Exercise: Give back the records below verbatim, please, but without a single image.
=== Section Start ===
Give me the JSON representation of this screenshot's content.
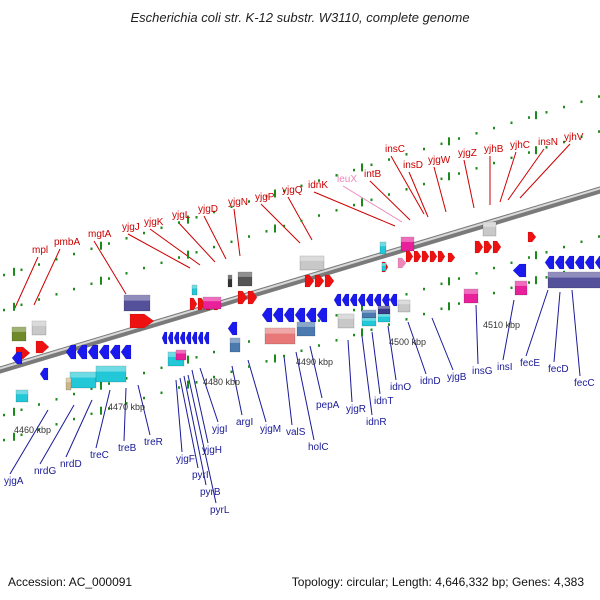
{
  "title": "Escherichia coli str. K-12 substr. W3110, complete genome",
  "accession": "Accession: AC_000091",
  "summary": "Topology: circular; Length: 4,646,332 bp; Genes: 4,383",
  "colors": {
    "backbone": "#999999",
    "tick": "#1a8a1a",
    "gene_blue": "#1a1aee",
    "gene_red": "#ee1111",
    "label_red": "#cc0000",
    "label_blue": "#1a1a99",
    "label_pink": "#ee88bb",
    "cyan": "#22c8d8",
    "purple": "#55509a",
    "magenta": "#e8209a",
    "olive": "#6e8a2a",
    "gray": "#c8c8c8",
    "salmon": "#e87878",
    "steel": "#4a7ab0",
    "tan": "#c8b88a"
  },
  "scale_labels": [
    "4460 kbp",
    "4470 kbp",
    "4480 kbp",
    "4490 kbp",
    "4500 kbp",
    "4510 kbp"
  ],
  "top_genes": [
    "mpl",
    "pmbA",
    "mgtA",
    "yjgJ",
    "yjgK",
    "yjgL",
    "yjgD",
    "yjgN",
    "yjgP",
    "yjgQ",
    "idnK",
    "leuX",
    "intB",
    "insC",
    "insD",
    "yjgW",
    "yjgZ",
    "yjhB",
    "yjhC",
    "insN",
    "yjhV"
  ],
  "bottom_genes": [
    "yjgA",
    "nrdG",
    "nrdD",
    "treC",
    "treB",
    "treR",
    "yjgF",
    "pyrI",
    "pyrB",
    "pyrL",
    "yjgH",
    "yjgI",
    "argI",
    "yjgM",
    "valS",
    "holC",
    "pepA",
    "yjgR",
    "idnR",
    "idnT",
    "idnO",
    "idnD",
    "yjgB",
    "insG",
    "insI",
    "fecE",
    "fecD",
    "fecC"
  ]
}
=== Section End ===
Exercise response:
Give me the JSON representation of this screenshot's content.
{
  "title": "Escherichia coli str. K-12 substr. W3110, complete genome",
  "accession": "Accession: AC_000091",
  "summary": "Topology: circular; Length: 4,646,332 bp; Genes: 4,383",
  "colors": {
    "backbone": "#999999",
    "tick": "#1a8a1a",
    "gene_blue": "#1a1aee",
    "gene_red": "#ee1111",
    "label_red": "#cc0000",
    "label_blue": "#1a1a99",
    "label_pink": "#ee88bb",
    "cyan": "#22c8d8",
    "purple": "#55509a",
    "magenta": "#e8209a",
    "olive": "#6e8a2a",
    "gray": "#c8c8c8",
    "salmon": "#e87878",
    "steel": "#4a7ab0",
    "tan": "#c8b88a"
  },
  "scale_labels": [
    "4460 kbp",
    "4470 kbp",
    "4480 kbp",
    "4490 kbp",
    "4500 kbp",
    "4510 kbp"
  ],
  "top_genes": [
    "mpl",
    "pmbA",
    "mgtA",
    "yjgJ",
    "yjgK",
    "yjgL",
    "yjgD",
    "yjgN",
    "yjgP",
    "yjgQ",
    "idnK",
    "leuX",
    "intB",
    "insC",
    "insD",
    "yjgW",
    "yjgZ",
    "yjhB",
    "yjhC",
    "insN",
    "yjhV"
  ],
  "bottom_genes": [
    "yjgA",
    "nrdG",
    "nrdD",
    "treC",
    "treB",
    "treR",
    "yjgF",
    "pyrI",
    "pyrB",
    "pyrL",
    "yjgH",
    "yjgI",
    "argI",
    "yjgM",
    "valS",
    "holC",
    "pepA",
    "yjgR",
    "idnR",
    "idnT",
    "idnO",
    "idnD",
    "yjgB",
    "insG",
    "insI",
    "fecE",
    "fecD",
    "fecC"
  ]
}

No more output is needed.